__THE TASK__:
Return the lines below that carry the word "name".

________________________

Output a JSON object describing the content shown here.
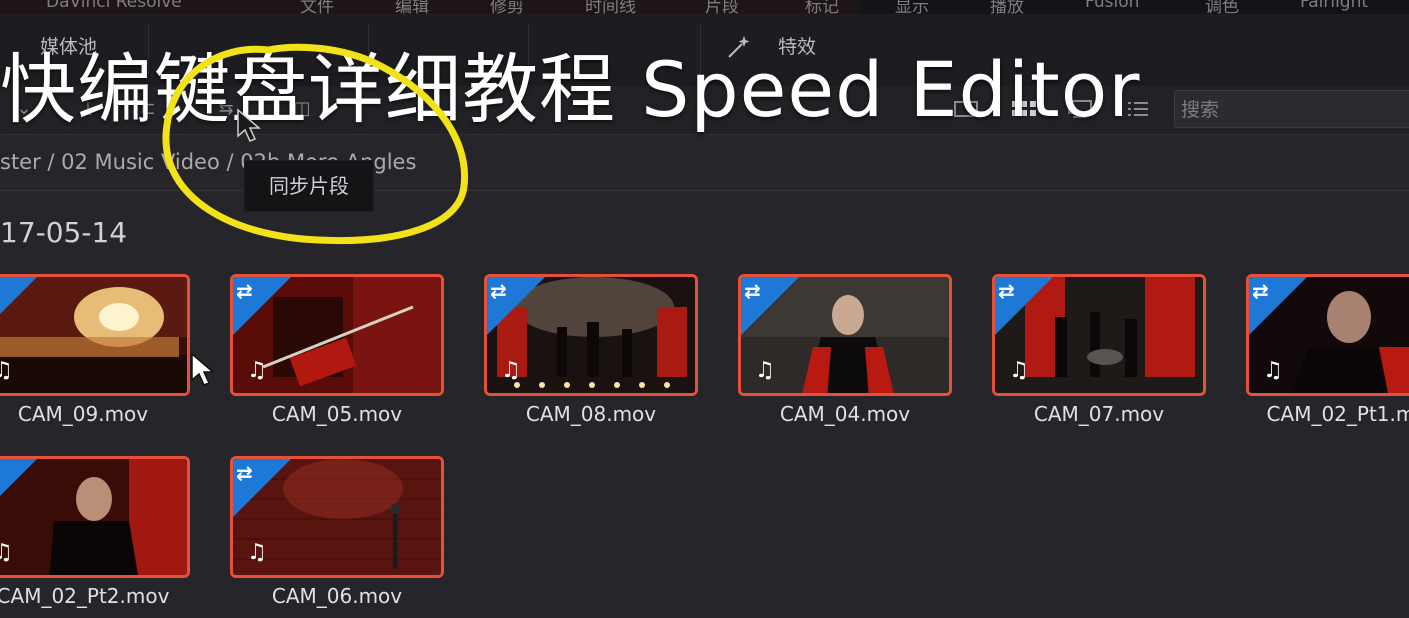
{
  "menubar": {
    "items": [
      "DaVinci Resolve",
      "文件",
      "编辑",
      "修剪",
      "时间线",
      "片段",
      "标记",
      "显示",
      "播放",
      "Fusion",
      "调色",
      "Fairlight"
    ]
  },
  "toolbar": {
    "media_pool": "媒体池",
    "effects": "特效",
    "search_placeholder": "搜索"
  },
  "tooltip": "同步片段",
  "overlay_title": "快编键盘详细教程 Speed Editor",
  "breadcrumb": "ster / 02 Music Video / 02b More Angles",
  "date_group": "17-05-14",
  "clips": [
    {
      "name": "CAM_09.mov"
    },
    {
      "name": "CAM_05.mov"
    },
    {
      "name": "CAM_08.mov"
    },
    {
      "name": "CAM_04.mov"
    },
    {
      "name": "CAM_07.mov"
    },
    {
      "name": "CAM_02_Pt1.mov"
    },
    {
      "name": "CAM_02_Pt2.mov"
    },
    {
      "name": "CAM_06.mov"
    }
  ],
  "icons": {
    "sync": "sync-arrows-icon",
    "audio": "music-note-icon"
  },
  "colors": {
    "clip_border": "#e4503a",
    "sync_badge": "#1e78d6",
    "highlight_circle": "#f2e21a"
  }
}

________________________

__RESPONSE TO THE EXERCISE__:
      "name": "CAM_09.mov"
      "name": "CAM_05.mov"
      "name": "CAM_08.mov"
      "name": "CAM_04.mov"
      "name": "CAM_07.mov"
      "name": "CAM_02_Pt1.mov"
      "name": "CAM_02_Pt2.mov"
      "name": "CAM_06.mov"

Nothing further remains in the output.